# [SHORT TASK]
Restate the records in their entirety, word for word.

.....

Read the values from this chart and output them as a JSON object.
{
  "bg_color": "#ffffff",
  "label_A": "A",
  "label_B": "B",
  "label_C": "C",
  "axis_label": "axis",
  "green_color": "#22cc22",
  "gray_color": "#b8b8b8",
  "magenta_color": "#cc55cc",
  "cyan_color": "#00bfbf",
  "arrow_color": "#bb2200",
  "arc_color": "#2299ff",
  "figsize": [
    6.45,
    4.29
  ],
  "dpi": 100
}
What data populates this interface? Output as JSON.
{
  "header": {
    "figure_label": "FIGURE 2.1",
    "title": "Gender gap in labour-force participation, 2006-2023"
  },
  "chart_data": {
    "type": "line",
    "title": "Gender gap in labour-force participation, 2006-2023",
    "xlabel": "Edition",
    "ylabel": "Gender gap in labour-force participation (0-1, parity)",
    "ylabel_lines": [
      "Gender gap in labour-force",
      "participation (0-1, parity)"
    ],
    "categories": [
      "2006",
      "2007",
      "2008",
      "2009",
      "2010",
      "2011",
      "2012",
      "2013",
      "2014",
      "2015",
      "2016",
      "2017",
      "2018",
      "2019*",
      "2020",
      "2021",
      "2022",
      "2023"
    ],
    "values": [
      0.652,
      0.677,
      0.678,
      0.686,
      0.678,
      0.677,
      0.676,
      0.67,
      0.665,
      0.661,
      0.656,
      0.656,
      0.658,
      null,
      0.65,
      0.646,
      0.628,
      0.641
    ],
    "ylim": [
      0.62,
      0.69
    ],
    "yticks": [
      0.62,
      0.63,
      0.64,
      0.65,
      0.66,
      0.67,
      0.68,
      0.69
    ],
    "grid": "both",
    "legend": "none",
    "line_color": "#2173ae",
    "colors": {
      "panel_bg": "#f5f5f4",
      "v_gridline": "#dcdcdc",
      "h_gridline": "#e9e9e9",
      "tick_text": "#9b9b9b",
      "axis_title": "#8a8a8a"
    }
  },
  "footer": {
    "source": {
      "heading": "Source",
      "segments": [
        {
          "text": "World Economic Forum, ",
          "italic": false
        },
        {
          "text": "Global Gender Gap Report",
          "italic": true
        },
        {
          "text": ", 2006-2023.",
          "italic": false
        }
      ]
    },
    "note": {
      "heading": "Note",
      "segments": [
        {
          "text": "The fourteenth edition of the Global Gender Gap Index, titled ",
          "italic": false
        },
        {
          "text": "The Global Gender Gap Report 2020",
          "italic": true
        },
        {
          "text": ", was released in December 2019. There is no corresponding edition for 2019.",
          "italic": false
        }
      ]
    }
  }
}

.....

# [RESULT OF THE EXERCISE]
Read the values from this chart and output them as a JSON object.
{
  "bg_color": "#ffffff",
  "label_A": "A",
  "label_B": "B",
  "label_C": "C",
  "axis_label": "axis",
  "green_color": "#22cc22",
  "gray_color": "#b8b8b8",
  "magenta_color": "#cc55cc",
  "cyan_color": "#00bfbf",
  "arrow_color": "#bb2200",
  "arc_color": "#2299ff",
  "figsize": [
    6.45,
    4.29
  ],
  "dpi": 100
}
What data populates this interface? Output as JSON.
{
  "header": {
    "figure_label": "FIGURE 2.1",
    "title": "Gender gap in labour-force participation, 2006-2023"
  },
  "chart_data": {
    "type": "line",
    "title": "Gender gap in labour-force participation, 2006-2023",
    "xlabel": "Edition",
    "ylabel": "Gender gap in labour-force participation (0-1, parity)",
    "ylabel_lines": [
      "Gender gap in labour-force",
      "participation (0-1, parity)"
    ],
    "categories": [
      "2006",
      "2007",
      "2008",
      "2009",
      "2010",
      "2011",
      "2012",
      "2013",
      "2014",
      "2015",
      "2016",
      "2017",
      "2018",
      "2019*",
      "2020",
      "2021",
      "2022",
      "2023"
    ],
    "values": [
      0.652,
      0.677,
      0.678,
      0.686,
      0.678,
      0.677,
      0.676,
      0.67,
      0.665,
      0.661,
      0.656,
      0.656,
      0.658,
      null,
      0.65,
      0.646,
      0.628,
      0.641
    ],
    "ylim": [
      0.62,
      0.69
    ],
    "yticks": [
      0.62,
      0.63,
      0.64,
      0.65,
      0.66,
      0.67,
      0.68,
      0.69
    ],
    "grid": "both",
    "legend": "none",
    "line_color": "#2173ae",
    "colors": {
      "panel_bg": "#f5f5f4",
      "v_gridline": "#dcdcdc",
      "h_gridline": "#e9e9e9",
      "tick_text": "#9b9b9b",
      "axis_title": "#8a8a8a"
    }
  },
  "footer": {
    "source": {
      "heading": "Source",
      "segments": [
        {
          "text": "World Economic Forum, ",
          "italic": false
        },
        {
          "text": "Global Gender Gap Report",
          "italic": true
        },
        {
          "text": ", 2006-2023.",
          "italic": false
        }
      ]
    },
    "note": {
      "heading": "Note",
      "segments": [
        {
          "text": "The fourteenth edition of the Global Gender Gap Index, titled ",
          "italic": false
        },
        {
          "text": "The Global Gender Gap Report 2020",
          "italic": true
        },
        {
          "text": ", was released in December 2019. There is no corresponding edition for 2019.",
          "italic": false
        }
      ]
    }
  }
}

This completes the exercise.